*What you need to do*:
Return the entries below in their exact form, leaving the pictures out.

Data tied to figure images
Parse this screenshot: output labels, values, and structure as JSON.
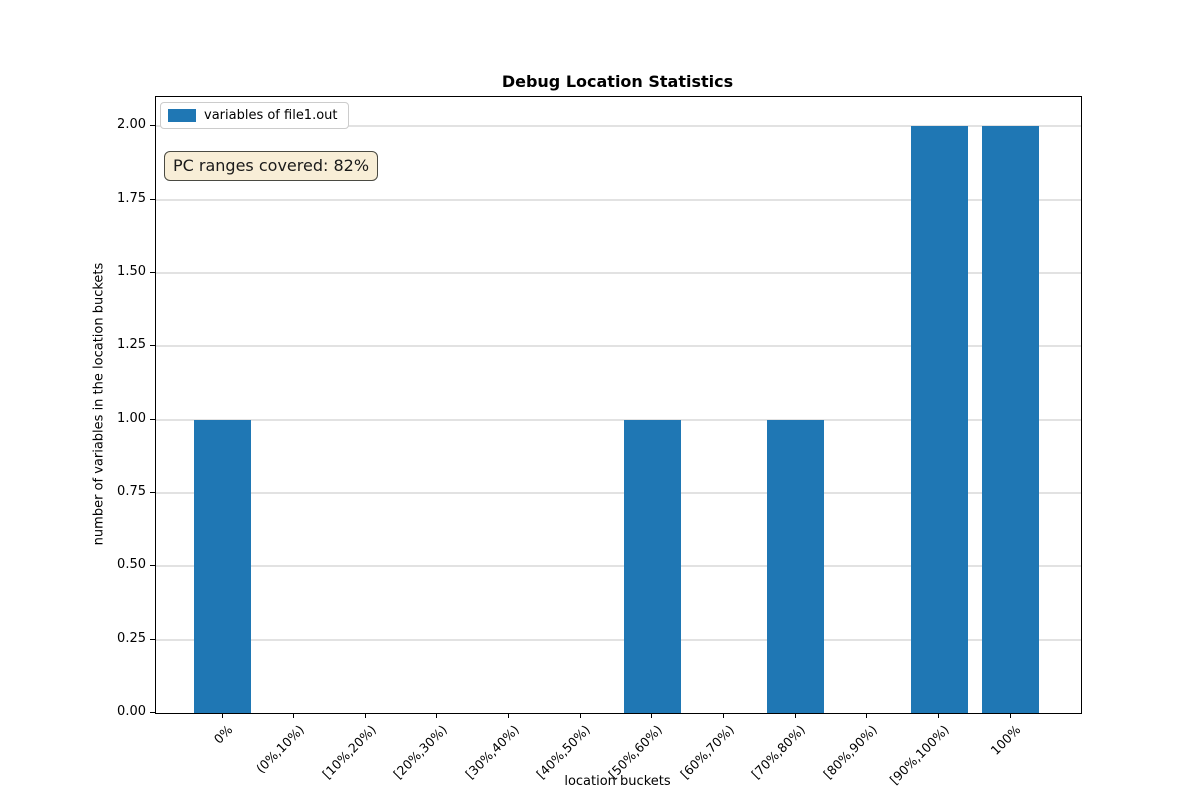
{
  "chart_data": {
    "type": "bar",
    "title": "Debug Location Statistics",
    "xlabel": "location buckets",
    "ylabel": "number of variables in the location buckets",
    "categories": [
      "0%",
      "(0%,10%)",
      "[10%,20%)",
      "[20%,30%)",
      "[30%,40%)",
      "[40%,50%)",
      "[50%,60%)",
      "[60%,70%)",
      "[70%,80%)",
      "[80%,90%)",
      "[90%,100%)",
      "100%"
    ],
    "series": [
      {
        "name": "variables of file1.out",
        "values": [
          1,
          0,
          0,
          0,
          0,
          0,
          1,
          0,
          1,
          0,
          2,
          2
        ]
      }
    ],
    "yticks": [
      0,
      0.25,
      0.5,
      0.75,
      1.0,
      1.25,
      1.5,
      1.75,
      2.0
    ],
    "ylim": [
      0,
      2.1
    ],
    "grid": "horizontal",
    "grid_color": "#e2e2e2",
    "legend_position": "upper-left",
    "bar_color": "#1f77b4",
    "annotation": {
      "text": "PC ranges covered: 82%",
      "bg_color": "#f8eed7",
      "border_color": "#4a4a42"
    }
  }
}
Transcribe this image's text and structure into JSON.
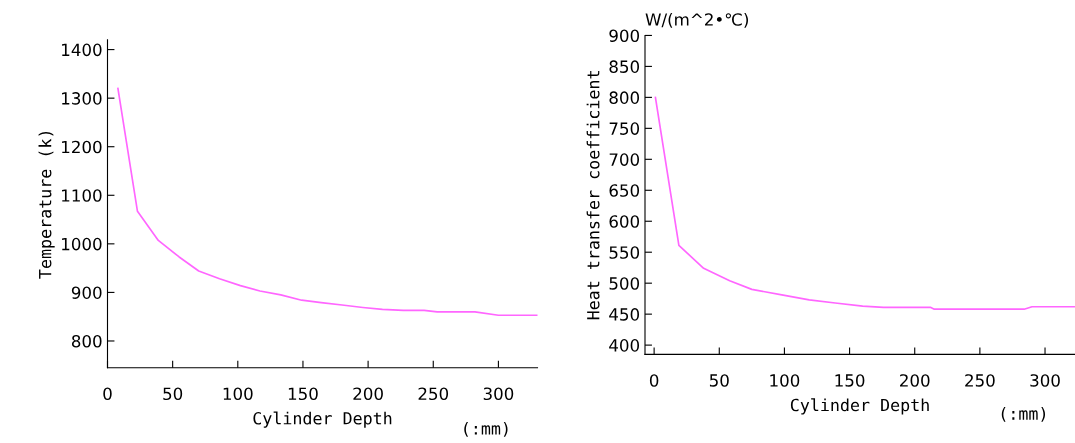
{
  "chart_data": [
    {
      "type": "line",
      "xlabel": "Cylinder Depth",
      "ylabel": "Temperature (k)",
      "annotations": [
        "(:mm)"
      ],
      "x": [
        8,
        23,
        39,
        55,
        70,
        86,
        102,
        117,
        133,
        149,
        164,
        180,
        196,
        211,
        227,
        243,
        253,
        282,
        300,
        330
      ],
      "series": [
        {
          "color": "#ff66ff",
          "values": [
            1320,
            1067,
            1007,
            973,
            944,
            928,
            914,
            903,
            895,
            884,
            879,
            874,
            869,
            865,
            863,
            863,
            860,
            860,
            853,
            853
          ]
        }
      ],
      "xlim": [
        0,
        330
      ],
      "xticks": [
        0,
        50,
        100,
        150,
        200,
        250,
        300
      ],
      "ylim": [
        745,
        1420
      ],
      "yticks": [
        800,
        900,
        1000,
        1100,
        1200,
        1300,
        1400
      ],
      "grid": false
    },
    {
      "type": "line",
      "xlabel": "Cylinder Depth",
      "ylabel": "Heat transfer coefficient",
      "annotations": [
        "W/(m^2•℃)",
        "(:mm)"
      ],
      "x": [
        1,
        19,
        38,
        58,
        75,
        98,
        119,
        139,
        160,
        176,
        212,
        215,
        284,
        290,
        323
      ],
      "series": [
        {
          "color": "#ff66ff",
          "values": [
            800,
            561,
            524,
            504,
            490,
            481,
            473,
            468,
            463,
            461,
            461,
            458,
            458,
            462,
            462
          ]
        }
      ],
      "xlim": [
        -7,
        323
      ],
      "xticks": [
        0,
        50,
        100,
        150,
        200,
        250,
        300
      ],
      "ylim": [
        385,
        900
      ],
      "yticks": [
        400,
        450,
        500,
        550,
        600,
        650,
        700,
        750,
        800,
        850,
        900
      ],
      "grid": false
    }
  ]
}
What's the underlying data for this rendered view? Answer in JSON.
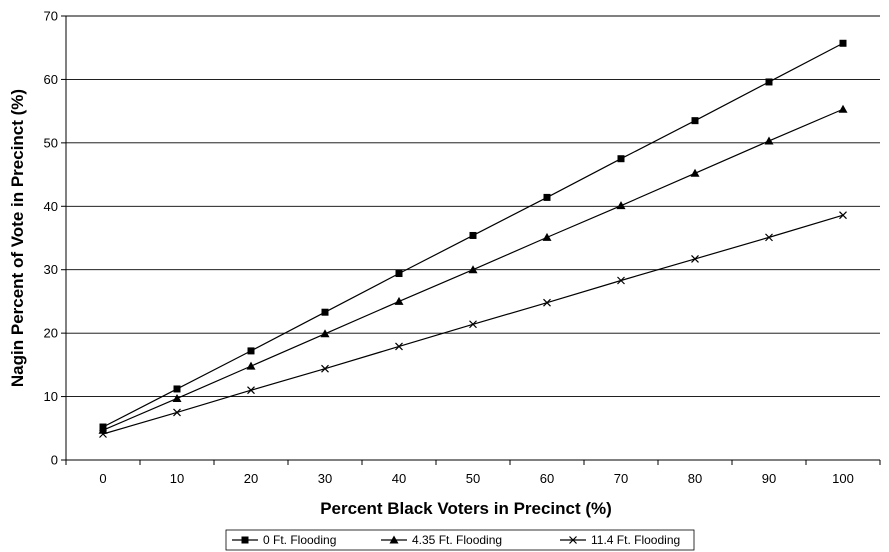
{
  "chart_data": {
    "type": "line",
    "title": "",
    "xlabel": "Percent Black Voters in Precinct (%)",
    "ylabel": "Nagin Percent of Vote in Precinct (%)",
    "x": [
      0,
      10,
      20,
      30,
      40,
      50,
      60,
      70,
      80,
      90,
      100
    ],
    "xlim": [
      -5,
      105
    ],
    "ylim": [
      0,
      70
    ],
    "x_ticks": [
      "0",
      "10",
      "20",
      "30",
      "40",
      "50",
      "60",
      "70",
      "80",
      "90",
      "100"
    ],
    "y_ticks": [
      "0",
      "10",
      "20",
      "30",
      "40",
      "50",
      "60",
      "70"
    ],
    "grid": "horizontal",
    "legend_position": "bottom",
    "series": [
      {
        "name": "0 Ft. Flooding",
        "marker": "square",
        "color": "#000000",
        "values": [
          5.2,
          11.2,
          17.2,
          23.3,
          29.4,
          35.4,
          41.4,
          47.5,
          53.5,
          59.6,
          65.7
        ]
      },
      {
        "name": "4.35 Ft. Flooding",
        "marker": "triangle",
        "color": "#000000",
        "values": [
          4.7,
          9.7,
          14.8,
          19.9,
          25.0,
          30.0,
          35.1,
          40.1,
          45.2,
          50.3,
          55.3
        ]
      },
      {
        "name": "11.4 Ft. Flooding",
        "marker": "x",
        "color": "#000000",
        "values": [
          4.1,
          7.5,
          11.0,
          14.4,
          17.9,
          21.4,
          24.8,
          28.3,
          31.7,
          35.1,
          38.6
        ]
      }
    ]
  }
}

*Response below*:
Parse this screenshot: output labels, values, and structure as JSON.
{
  "chart_data": {
    "type": "bar",
    "title": "Debug Location Statistics",
    "xlabel": "location buckets",
    "ylabel": "number of variables in the location buckets",
    "categories": [
      "0%",
      "(0%,10%)",
      "[10%,20%)",
      "[20%,30%)",
      "[30%,40%)",
      "[40%,50%)",
      "[50%,60%)",
      "[60%,70%)",
      "[70%,80%)",
      "[80%,90%)",
      "[90%,100%)",
      "100%"
    ],
    "series": [
      {
        "name": "variables of file1.out",
        "values": [
          1,
          0,
          0,
          0,
          0,
          0,
          1,
          0,
          1,
          0,
          2,
          2
        ]
      }
    ],
    "yticks": [
      0,
      0.25,
      0.5,
      0.75,
      1.0,
      1.25,
      1.5,
      1.75,
      2.0
    ],
    "ylim": [
      0,
      2.1
    ],
    "grid": "horizontal",
    "grid_color": "#e2e2e2",
    "legend_position": "upper-left",
    "bar_color": "#1f77b4",
    "annotation": {
      "text": "PC ranges covered: 82%",
      "bg_color": "#f8eed7",
      "border_color": "#4a4a42"
    }
  }
}
Transcribe this image's text and structure into JSON.
{
  "chart_data": [
    {
      "type": "line",
      "xlabel": "Cylinder Depth",
      "ylabel": "Temperature (k)",
      "annotations": [
        "(:mm)"
      ],
      "x": [
        8,
        23,
        39,
        55,
        70,
        86,
        102,
        117,
        133,
        149,
        164,
        180,
        196,
        211,
        227,
        243,
        253,
        282,
        300,
        330
      ],
      "series": [
        {
          "color": "#ff66ff",
          "values": [
            1320,
            1067,
            1007,
            973,
            944,
            928,
            914,
            903,
            895,
            884,
            879,
            874,
            869,
            865,
            863,
            863,
            860,
            860,
            853,
            853
          ]
        }
      ],
      "xlim": [
        0,
        330
      ],
      "xticks": [
        0,
        50,
        100,
        150,
        200,
        250,
        300
      ],
      "ylim": [
        745,
        1420
      ],
      "yticks": [
        800,
        900,
        1000,
        1100,
        1200,
        1300,
        1400
      ],
      "grid": false
    },
    {
      "type": "line",
      "xlabel": "Cylinder Depth",
      "ylabel": "Heat transfer coefficient",
      "annotations": [
        "W/(m^2•℃)",
        "(:mm)"
      ],
      "x": [
        1,
        19,
        38,
        58,
        75,
        98,
        119,
        139,
        160,
        176,
        212,
        215,
        284,
        290,
        323
      ],
      "series": [
        {
          "color": "#ff66ff",
          "values": [
            800,
            561,
            524,
            504,
            490,
            481,
            473,
            468,
            463,
            461,
            461,
            458,
            458,
            462,
            462
          ]
        }
      ],
      "xlim": [
        -7,
        323
      ],
      "xticks": [
        0,
        50,
        100,
        150,
        200,
        250,
        300
      ],
      "ylim": [
        385,
        900
      ],
      "yticks": [
        400,
        450,
        500,
        550,
        600,
        650,
        700,
        750,
        800,
        850,
        900
      ],
      "grid": false
    }
  ]
}
What's the underlying data for this rendered view? Answer in JSON.
{
  "chart_data": {
    "type": "line",
    "title": "",
    "xlabel": "Percent Black Voters in Precinct (%)",
    "ylabel": "Nagin Percent of Vote in Precinct (%)",
    "x": [
      0,
      10,
      20,
      30,
      40,
      50,
      60,
      70,
      80,
      90,
      100
    ],
    "xlim": [
      -5,
      105
    ],
    "ylim": [
      0,
      70
    ],
    "x_ticks": [
      "0",
      "10",
      "20",
      "30",
      "40",
      "50",
      "60",
      "70",
      "80",
      "90",
      "100"
    ],
    "y_ticks": [
      "0",
      "10",
      "20",
      "30",
      "40",
      "50",
      "60",
      "70"
    ],
    "grid": "horizontal",
    "legend_position": "bottom",
    "series": [
      {
        "name": "0 Ft. Flooding",
        "marker": "square",
        "color": "#000000",
        "values": [
          5.2,
          11.2,
          17.2,
          23.3,
          29.4,
          35.4,
          41.4,
          47.5,
          53.5,
          59.6,
          65.7
        ]
      },
      {
        "name": "4.35 Ft. Flooding",
        "marker": "triangle",
        "color": "#000000",
        "values": [
          4.7,
          9.7,
          14.8,
          19.9,
          25.0,
          30.0,
          35.1,
          40.1,
          45.2,
          50.3,
          55.3
        ]
      },
      {
        "name": "11.4 Ft. Flooding",
        "marker": "x",
        "color": "#000000",
        "values": [
          4.1,
          7.5,
          11.0,
          14.4,
          17.9,
          21.4,
          24.8,
          28.3,
          31.7,
          35.1,
          38.6
        ]
      }
    ]
  }
}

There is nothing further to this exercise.